WHAT YOU NEED TO DO.
Reproduce each line exactly, including spacing and punctuation.

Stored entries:
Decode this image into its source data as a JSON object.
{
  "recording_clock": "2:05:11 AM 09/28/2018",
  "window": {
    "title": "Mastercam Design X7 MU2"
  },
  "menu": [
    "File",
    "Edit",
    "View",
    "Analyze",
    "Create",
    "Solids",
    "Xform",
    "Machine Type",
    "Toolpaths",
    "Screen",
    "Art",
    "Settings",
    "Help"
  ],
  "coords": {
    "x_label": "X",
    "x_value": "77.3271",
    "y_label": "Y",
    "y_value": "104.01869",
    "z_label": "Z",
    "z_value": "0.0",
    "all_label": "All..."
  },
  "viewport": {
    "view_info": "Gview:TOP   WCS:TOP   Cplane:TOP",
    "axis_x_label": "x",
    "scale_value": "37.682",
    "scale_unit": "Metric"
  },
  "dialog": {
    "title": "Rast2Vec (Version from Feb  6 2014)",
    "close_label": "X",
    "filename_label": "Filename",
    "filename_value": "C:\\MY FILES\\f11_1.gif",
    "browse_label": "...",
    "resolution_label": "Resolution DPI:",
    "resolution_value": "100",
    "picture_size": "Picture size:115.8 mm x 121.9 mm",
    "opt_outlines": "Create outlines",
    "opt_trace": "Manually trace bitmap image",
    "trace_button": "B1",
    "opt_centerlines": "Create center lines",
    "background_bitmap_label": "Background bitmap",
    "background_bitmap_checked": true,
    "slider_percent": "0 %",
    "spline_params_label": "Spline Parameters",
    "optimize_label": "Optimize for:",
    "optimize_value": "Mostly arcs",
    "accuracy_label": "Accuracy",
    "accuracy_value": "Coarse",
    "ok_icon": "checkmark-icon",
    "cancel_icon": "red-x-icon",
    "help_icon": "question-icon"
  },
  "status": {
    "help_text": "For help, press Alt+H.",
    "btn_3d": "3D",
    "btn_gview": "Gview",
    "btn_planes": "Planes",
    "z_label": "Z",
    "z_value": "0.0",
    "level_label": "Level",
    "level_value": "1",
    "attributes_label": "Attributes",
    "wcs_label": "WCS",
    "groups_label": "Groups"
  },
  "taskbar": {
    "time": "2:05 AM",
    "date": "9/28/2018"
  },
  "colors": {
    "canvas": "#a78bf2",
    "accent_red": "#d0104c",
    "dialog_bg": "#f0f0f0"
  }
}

ANSWER TO THE TASK.
Decode this image into its source data as a JSON object.
{
  "recording_clock": "2:05:11 AM 09/28/2018",
  "window": {
    "title": "Mastercam Design X7 MU2"
  },
  "menu": [
    "File",
    "Edit",
    "View",
    "Analyze",
    "Create",
    "Solids",
    "Xform",
    "Machine Type",
    "Toolpaths",
    "Screen",
    "Art",
    "Settings",
    "Help"
  ],
  "coords": {
    "x_label": "X",
    "x_value": "77.3271",
    "y_label": "Y",
    "y_value": "104.01869",
    "z_label": "Z",
    "z_value": "0.0",
    "all_label": "All..."
  },
  "viewport": {
    "view_info": "Gview:TOP   WCS:TOP   Cplane:TOP",
    "axis_x_label": "x",
    "scale_value": "37.682",
    "scale_unit": "Metric"
  },
  "dialog": {
    "title": "Rast2Vec (Version from Feb  6 2014)",
    "close_label": "X",
    "filename_label": "Filename",
    "filename_value": "C:\\MY FILES\\f11_1.gif",
    "browse_label": "...",
    "resolution_label": "Resolution DPI:",
    "resolution_value": "100",
    "picture_size": "Picture size:115.8 mm x 121.9 mm",
    "opt_outlines": "Create outlines",
    "opt_trace": "Manually trace bitmap image",
    "trace_button": "B1",
    "opt_centerlines": "Create center lines",
    "background_bitmap_label": "Background bitmap",
    "background_bitmap_checked": true,
    "slider_percent": "0 %",
    "spline_params_label": "Spline Parameters",
    "optimize_label": "Optimize for:",
    "optimize_value": "Mostly arcs",
    "accuracy_label": "Accuracy",
    "accuracy_value": "Coarse",
    "ok_icon": "checkmark-icon",
    "cancel_icon": "red-x-icon",
    "help_icon": "question-icon"
  },
  "status": {
    "help_text": "For help, press Alt+H.",
    "btn_3d": "3D",
    "btn_gview": "Gview",
    "btn_planes": "Planes",
    "z_label": "Z",
    "z_value": "0.0",
    "level_label": "Level",
    "level_value": "1",
    "attributes_label": "Attributes",
    "wcs_label": "WCS",
    "groups_label": "Groups"
  },
  "taskbar": {
    "time": "2:05 AM",
    "date": "9/28/2018"
  },
  "colors": {
    "canvas": "#a78bf2",
    "accent_red": "#d0104c",
    "dialog_bg": "#f0f0f0"
  }
}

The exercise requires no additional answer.